### Problem
Retype all of the data. Every line must match exactly.

### Data supplied
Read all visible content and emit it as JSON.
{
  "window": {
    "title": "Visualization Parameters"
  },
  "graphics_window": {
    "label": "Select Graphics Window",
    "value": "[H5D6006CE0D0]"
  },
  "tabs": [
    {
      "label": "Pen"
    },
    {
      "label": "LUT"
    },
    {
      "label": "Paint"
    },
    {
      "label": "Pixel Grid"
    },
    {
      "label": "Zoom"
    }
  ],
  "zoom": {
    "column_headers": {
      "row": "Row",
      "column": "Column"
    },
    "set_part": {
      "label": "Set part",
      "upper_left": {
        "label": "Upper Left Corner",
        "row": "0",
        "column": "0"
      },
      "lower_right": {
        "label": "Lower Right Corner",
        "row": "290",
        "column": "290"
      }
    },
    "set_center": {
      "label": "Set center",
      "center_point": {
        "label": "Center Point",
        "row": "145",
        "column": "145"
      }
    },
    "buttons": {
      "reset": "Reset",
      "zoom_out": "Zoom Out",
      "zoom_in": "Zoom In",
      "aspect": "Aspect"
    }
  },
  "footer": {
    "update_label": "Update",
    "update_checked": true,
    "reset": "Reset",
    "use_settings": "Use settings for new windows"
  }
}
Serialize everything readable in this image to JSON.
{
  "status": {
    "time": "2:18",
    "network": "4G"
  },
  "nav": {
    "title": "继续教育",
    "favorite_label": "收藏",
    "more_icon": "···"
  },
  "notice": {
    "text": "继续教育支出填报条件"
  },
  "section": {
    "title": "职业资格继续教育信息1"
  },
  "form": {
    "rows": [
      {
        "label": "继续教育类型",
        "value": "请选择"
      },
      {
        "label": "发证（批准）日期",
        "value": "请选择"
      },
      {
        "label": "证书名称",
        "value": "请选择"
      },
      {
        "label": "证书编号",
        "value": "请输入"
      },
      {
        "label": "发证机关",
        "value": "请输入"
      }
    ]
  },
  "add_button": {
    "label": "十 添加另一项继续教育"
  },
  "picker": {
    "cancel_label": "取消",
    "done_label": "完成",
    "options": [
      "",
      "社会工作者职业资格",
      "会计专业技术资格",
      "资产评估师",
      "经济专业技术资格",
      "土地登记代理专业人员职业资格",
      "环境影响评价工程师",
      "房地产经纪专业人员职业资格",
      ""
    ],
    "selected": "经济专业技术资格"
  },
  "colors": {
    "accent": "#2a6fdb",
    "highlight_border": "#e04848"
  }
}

### Solution to this problem
Read all visible content and emit it as JSON.
{
  "window": {
    "title": "Visualization Parameters"
  },
  "graphics_window": {
    "label": "Select Graphics Window",
    "value": "[H5D6006CE0D0]"
  },
  "tabs": [
    {
      "label": "Pen"
    },
    {
      "label": "LUT"
    },
    {
      "label": "Paint"
    },
    {
      "label": "Pixel Grid"
    },
    {
      "label": "Zoom"
    }
  ],
  "zoom": {
    "column_headers": {
      "row": "Row",
      "column": "Column"
    },
    "set_part": {
      "label": "Set part",
      "upper_left": {
        "label": "Upper Left Corner",
        "row": "0",
        "column": "0"
      },
      "lower_right": {
        "label": "Lower Right Corner",
        "row": "290",
        "column": "290"
      }
    },
    "set_center": {
      "label": "Set center",
      "center_point": {
        "label": "Center Point",
        "row": "145",
        "column": "145"
      }
    },
    "buttons": {
      "reset": "Reset",
      "zoom_out": "Zoom Out",
      "zoom_in": "Zoom In",
      "aspect": "Aspect"
    }
  },
  "footer": {
    "update_label": "Update",
    "update_checked": true,
    "reset": "Reset",
    "use_settings": "Use settings for new windows"
  }
}
Serialize everything readable in this image to JSON.
{
  "status": {
    "time": "2:18",
    "network": "4G"
  },
  "nav": {
    "title": "继续教育",
    "favorite_label": "收藏",
    "more_icon": "···"
  },
  "notice": {
    "text": "继续教育支出填报条件"
  },
  "section": {
    "title": "职业资格继续教育信息1"
  },
  "form": {
    "rows": [
      {
        "label": "继续教育类型",
        "value": "请选择"
      },
      {
        "label": "发证（批准）日期",
        "value": "请选择"
      },
      {
        "label": "证书名称",
        "value": "请选择"
      },
      {
        "label": "证书编号",
        "value": "请输入"
      },
      {
        "label": "发证机关",
        "value": "请输入"
      }
    ]
  },
  "add_button": {
    "label": "十 添加另一项继续教育"
  },
  "picker": {
    "cancel_label": "取消",
    "done_label": "完成",
    "options": [
      "",
      "社会工作者职业资格",
      "会计专业技术资格",
      "资产评估师",
      "经济专业技术资格",
      "土地登记代理专业人员职业资格",
      "环境影响评价工程师",
      "房地产经纪专业人员职业资格",
      ""
    ],
    "selected": "经济专业技术资格"
  },
  "colors": {
    "accent": "#2a6fdb",
    "highlight_border": "#e04848"
  }
}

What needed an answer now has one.